### Requirement
Edit the material below by putting "stored" wherever "reservoired" appears. Keep every other line and word the same.

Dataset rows
—————

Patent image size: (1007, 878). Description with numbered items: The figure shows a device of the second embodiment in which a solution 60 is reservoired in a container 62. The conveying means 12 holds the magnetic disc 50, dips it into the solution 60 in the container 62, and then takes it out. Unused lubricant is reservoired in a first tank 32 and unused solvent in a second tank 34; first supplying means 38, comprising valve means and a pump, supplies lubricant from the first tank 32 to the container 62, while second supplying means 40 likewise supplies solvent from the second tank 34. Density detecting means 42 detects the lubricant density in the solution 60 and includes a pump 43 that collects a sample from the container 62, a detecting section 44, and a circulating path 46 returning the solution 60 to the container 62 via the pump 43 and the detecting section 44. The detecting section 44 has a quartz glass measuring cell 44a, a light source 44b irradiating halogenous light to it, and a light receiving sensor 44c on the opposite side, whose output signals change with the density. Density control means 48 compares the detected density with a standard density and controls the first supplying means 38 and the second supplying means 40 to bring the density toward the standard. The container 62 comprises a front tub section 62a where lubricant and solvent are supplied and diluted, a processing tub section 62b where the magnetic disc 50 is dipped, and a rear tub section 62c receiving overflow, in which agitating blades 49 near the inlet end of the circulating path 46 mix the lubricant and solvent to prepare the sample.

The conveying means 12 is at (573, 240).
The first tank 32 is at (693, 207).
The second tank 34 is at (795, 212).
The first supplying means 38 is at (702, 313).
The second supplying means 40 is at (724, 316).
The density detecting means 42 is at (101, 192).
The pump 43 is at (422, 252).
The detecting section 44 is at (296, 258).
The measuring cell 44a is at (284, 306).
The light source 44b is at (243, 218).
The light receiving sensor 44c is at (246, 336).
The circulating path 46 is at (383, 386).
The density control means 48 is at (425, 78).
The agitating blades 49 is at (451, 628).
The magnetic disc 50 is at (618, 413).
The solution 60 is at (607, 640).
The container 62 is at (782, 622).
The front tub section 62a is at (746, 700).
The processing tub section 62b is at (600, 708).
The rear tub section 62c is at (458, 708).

—————

### Task result
Patent image size: (1007, 878). Description with numbered items: The figure shows a device of the second embodiment in which a solution 60 is stored in a container 62. The conveying means 12 holds the magnetic disc 50, dips it into the solution 60 in the container 62, and then takes it out. Unused lubricant is stored in a first tank 32 and unused solvent in a second tank 34; first supplying means 38, comprising valve means and a pump, supplies lubricant from the first tank 32 to the container 62, while second supplying means 40 likewise supplies solvent from the second tank 34. Density detecting means 42 detects the lubricant density in the solution 60 and includes a pump 43 that collects a sample from the container 62, a detecting section 44, and a circulating path 46 returning the solution 60 to the container 62 via the pump 43 and the detecting section 44. The detecting section 44 has a quartz glass measuring cell 44a, a light source 44b irradiating halogenous light to it, and a light receiving sensor 44c on the opposite side, whose output signals change with the density. Density control means 48 compares the detected density with a standard density and controls the first supplying means 38 and the second supplying means 40 to bring the density toward the standard. The container 62 comprises a front tub section 62a where lubricant and solvent are supplied and diluted, a processing tub section 62b where the magnetic disc 50 is dipped, and a rear tub section 62c receiving overflow, in which agitating blades 49 near the inlet end of the circulating path 46 mix the lubricant and solvent to prepare the sample.

The conveying means 12 is at (573, 240).
The first tank 32 is at (693, 207).
The second tank 34 is at (795, 212).
The first supplying means 38 is at (702, 313).
The second supplying means 40 is at (724, 316).
The density detecting means 42 is at (101, 192).
The pump 43 is at (422, 252).
The detecting section 44 is at (296, 258).
The measuring cell 44a is at (284, 306).
The light source 44b is at (243, 218).
The light receiving sensor 44c is at (246, 336).
The circulating path 46 is at (383, 386).
The density control means 48 is at (425, 78).
The agitating blades 49 is at (451, 628).
The magnetic disc 50 is at (618, 413).
The solution 60 is at (607, 640).
The container 62 is at (782, 622).
The front tub section 62a is at (746, 700).
The processing tub section 62b is at (600, 708).
The rear tub section 62c is at (458, 708).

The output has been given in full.